──────── Input material

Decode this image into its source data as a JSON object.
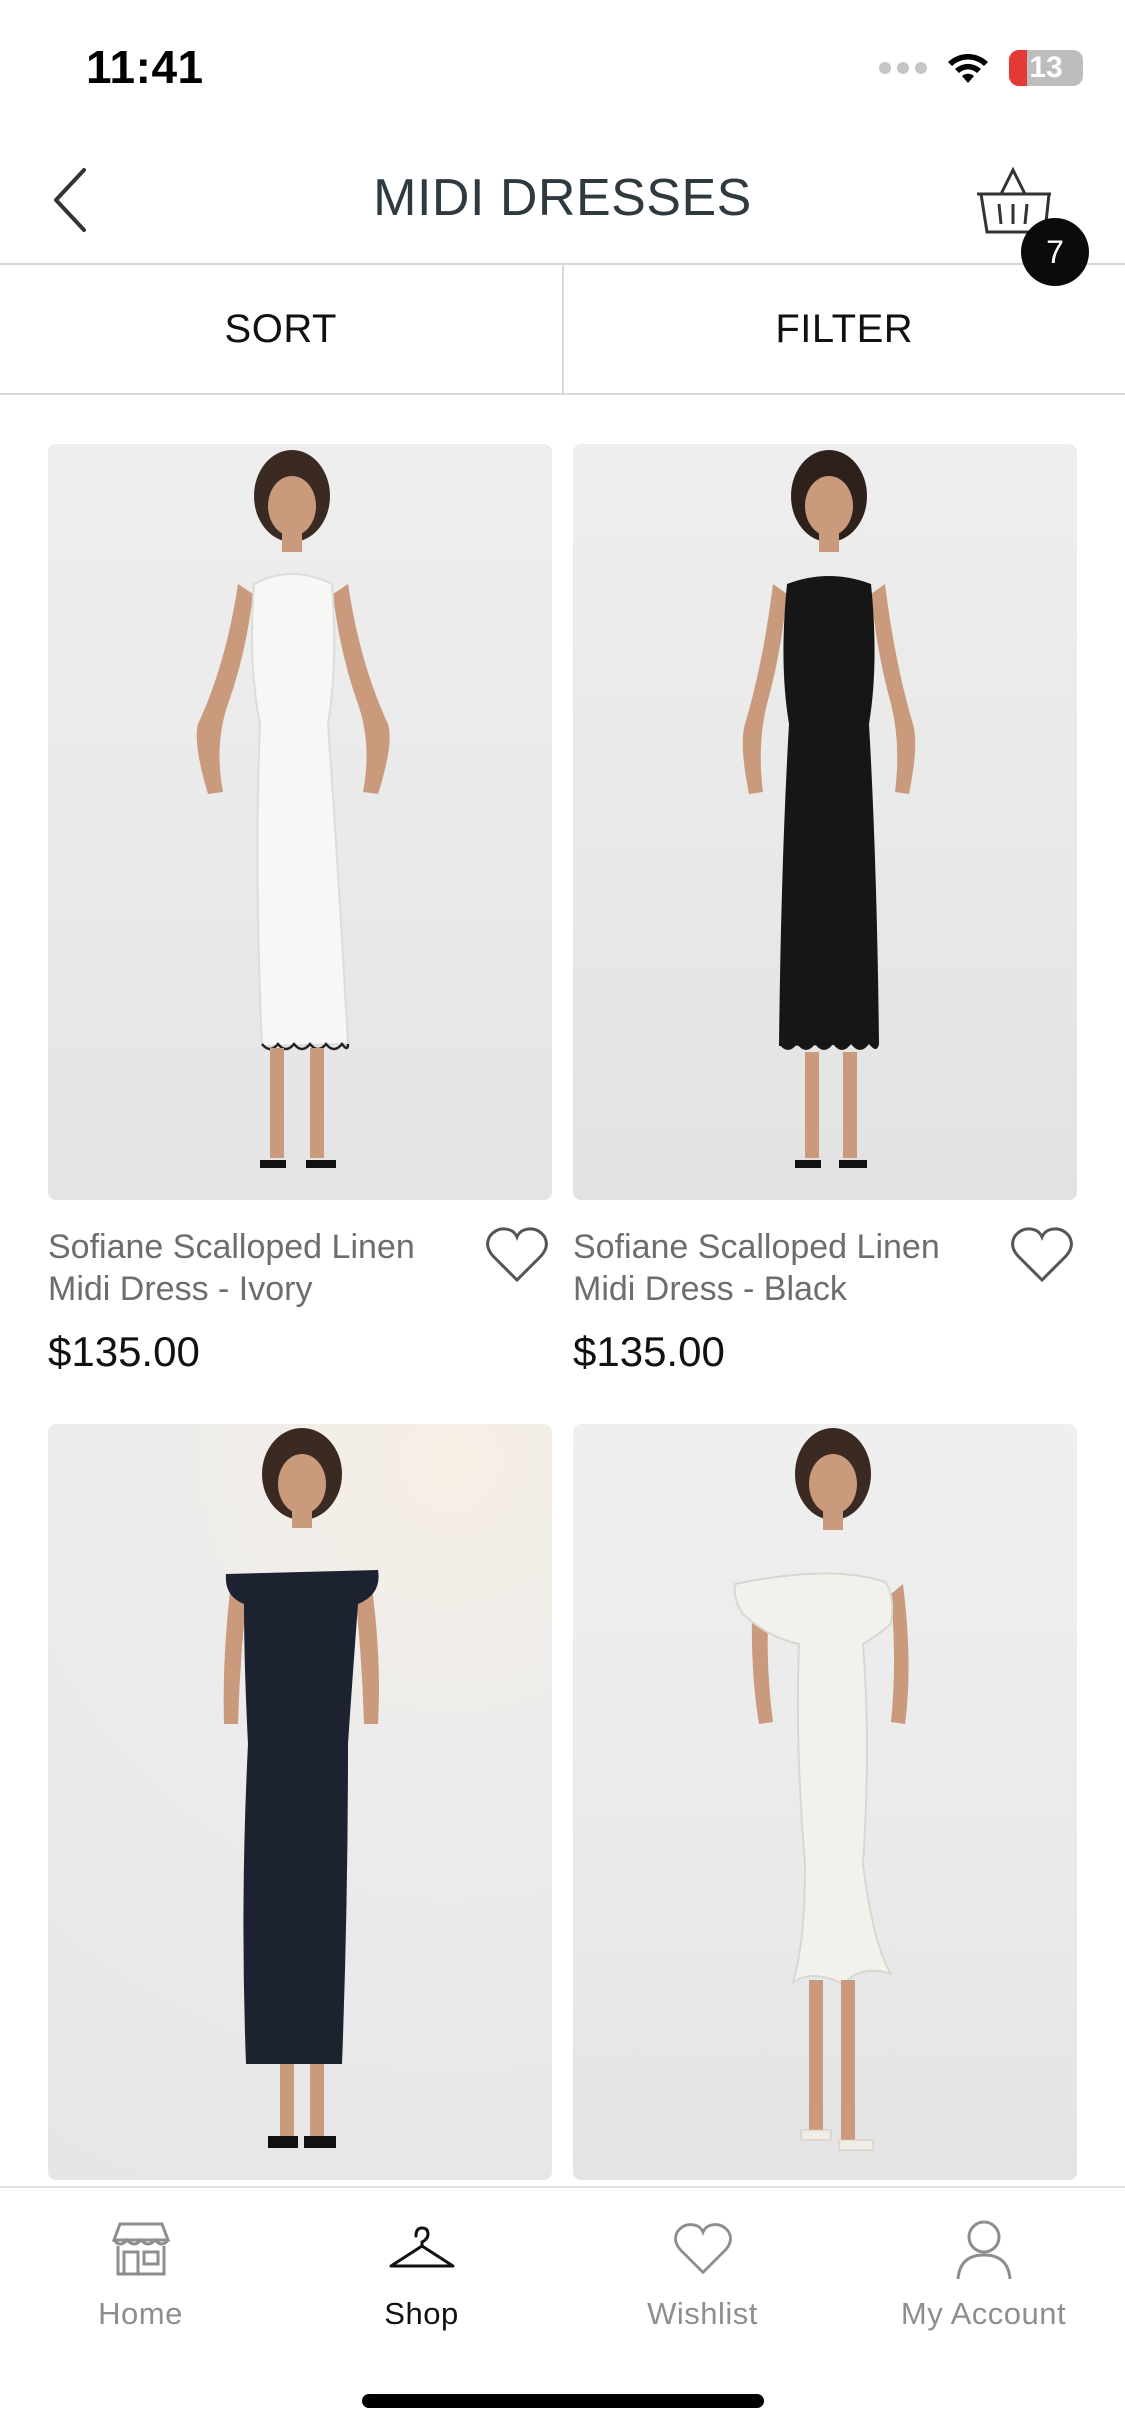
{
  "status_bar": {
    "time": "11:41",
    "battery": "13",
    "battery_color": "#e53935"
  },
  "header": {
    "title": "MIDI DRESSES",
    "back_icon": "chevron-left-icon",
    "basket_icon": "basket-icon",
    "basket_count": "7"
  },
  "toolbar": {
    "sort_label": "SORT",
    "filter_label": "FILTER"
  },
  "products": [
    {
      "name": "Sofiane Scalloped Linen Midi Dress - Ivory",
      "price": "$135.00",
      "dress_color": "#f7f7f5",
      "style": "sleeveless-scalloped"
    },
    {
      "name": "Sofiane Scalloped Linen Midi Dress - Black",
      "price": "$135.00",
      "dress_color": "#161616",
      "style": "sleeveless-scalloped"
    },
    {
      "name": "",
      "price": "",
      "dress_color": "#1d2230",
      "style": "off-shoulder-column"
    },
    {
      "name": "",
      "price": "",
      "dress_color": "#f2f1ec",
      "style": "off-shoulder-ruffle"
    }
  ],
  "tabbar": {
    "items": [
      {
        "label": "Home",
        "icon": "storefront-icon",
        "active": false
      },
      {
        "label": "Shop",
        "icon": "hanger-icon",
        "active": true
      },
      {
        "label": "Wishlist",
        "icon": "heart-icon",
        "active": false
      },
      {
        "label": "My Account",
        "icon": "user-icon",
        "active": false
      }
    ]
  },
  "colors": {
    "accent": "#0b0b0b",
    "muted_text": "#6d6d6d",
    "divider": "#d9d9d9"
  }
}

────────────────

Goal
The material above must be printed exactly, with its pictures left out.

Response to the task
Decode this image into its source data as a JSON object.
{
  "status_bar": {
    "time": "11:41",
    "battery": "13",
    "battery_color": "#e53935"
  },
  "header": {
    "title": "MIDI DRESSES",
    "back_icon": "chevron-left-icon",
    "basket_icon": "basket-icon",
    "basket_count": "7"
  },
  "toolbar": {
    "sort_label": "SORT",
    "filter_label": "FILTER"
  },
  "products": [
    {
      "name": "Sofiane Scalloped Linen Midi Dress - Ivory",
      "price": "$135.00",
      "dress_color": "#f7f7f5",
      "style": "sleeveless-scalloped"
    },
    {
      "name": "Sofiane Scalloped Linen Midi Dress - Black",
      "price": "$135.00",
      "dress_color": "#161616",
      "style": "sleeveless-scalloped"
    },
    {
      "name": "",
      "price": "",
      "dress_color": "#1d2230",
      "style": "off-shoulder-column"
    },
    {
      "name": "",
      "price": "",
      "dress_color": "#f2f1ec",
      "style": "off-shoulder-ruffle"
    }
  ],
  "tabbar": {
    "items": [
      {
        "label": "Home",
        "icon": "storefront-icon",
        "active": false
      },
      {
        "label": "Shop",
        "icon": "hanger-icon",
        "active": true
      },
      {
        "label": "Wishlist",
        "icon": "heart-icon",
        "active": false
      },
      {
        "label": "My Account",
        "icon": "user-icon",
        "active": false
      }
    ]
  },
  "colors": {
    "accent": "#0b0b0b",
    "muted_text": "#6d6d6d",
    "divider": "#d9d9d9"
  }
}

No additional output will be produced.